>>

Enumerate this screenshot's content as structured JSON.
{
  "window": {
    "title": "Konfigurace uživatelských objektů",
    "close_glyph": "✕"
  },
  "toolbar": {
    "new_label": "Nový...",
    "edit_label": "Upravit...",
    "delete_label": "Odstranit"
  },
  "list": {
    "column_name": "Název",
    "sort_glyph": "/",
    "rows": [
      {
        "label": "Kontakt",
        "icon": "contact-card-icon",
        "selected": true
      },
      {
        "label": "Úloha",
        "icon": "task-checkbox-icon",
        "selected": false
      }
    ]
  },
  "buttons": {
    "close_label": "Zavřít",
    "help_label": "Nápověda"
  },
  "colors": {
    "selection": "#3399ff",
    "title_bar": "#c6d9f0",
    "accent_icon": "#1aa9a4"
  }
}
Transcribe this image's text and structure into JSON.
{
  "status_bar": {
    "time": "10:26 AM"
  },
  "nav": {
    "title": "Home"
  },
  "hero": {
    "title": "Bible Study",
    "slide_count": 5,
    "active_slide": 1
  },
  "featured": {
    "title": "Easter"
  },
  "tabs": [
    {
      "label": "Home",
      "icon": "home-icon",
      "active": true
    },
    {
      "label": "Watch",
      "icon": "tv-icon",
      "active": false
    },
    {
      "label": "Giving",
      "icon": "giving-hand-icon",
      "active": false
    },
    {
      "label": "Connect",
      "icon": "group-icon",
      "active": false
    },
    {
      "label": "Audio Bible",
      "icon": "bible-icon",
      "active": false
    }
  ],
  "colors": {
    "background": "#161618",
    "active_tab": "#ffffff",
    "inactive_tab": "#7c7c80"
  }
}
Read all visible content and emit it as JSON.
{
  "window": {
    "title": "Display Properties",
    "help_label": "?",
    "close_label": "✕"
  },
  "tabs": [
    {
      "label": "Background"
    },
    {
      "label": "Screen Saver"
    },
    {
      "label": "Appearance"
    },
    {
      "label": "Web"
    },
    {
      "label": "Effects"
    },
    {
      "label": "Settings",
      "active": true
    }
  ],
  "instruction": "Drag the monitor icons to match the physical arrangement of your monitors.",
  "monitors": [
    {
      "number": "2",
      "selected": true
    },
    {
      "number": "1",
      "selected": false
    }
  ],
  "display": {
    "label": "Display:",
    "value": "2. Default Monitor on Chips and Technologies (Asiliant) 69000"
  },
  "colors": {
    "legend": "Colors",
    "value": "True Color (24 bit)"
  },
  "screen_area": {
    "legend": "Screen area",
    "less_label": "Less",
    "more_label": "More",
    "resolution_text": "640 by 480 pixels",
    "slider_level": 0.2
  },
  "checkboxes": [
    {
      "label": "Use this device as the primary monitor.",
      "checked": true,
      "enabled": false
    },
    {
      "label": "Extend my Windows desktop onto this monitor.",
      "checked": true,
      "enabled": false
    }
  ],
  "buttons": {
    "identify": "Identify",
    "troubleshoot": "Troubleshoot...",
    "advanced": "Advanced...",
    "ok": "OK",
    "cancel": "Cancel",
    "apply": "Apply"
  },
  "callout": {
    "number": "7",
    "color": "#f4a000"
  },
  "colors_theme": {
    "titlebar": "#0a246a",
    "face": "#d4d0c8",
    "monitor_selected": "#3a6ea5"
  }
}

<<

WHAT YOU HAVE TO DO — Report the number of lines above containing the word "this", with no other text.

RESULT OF THE EXERCISE — 4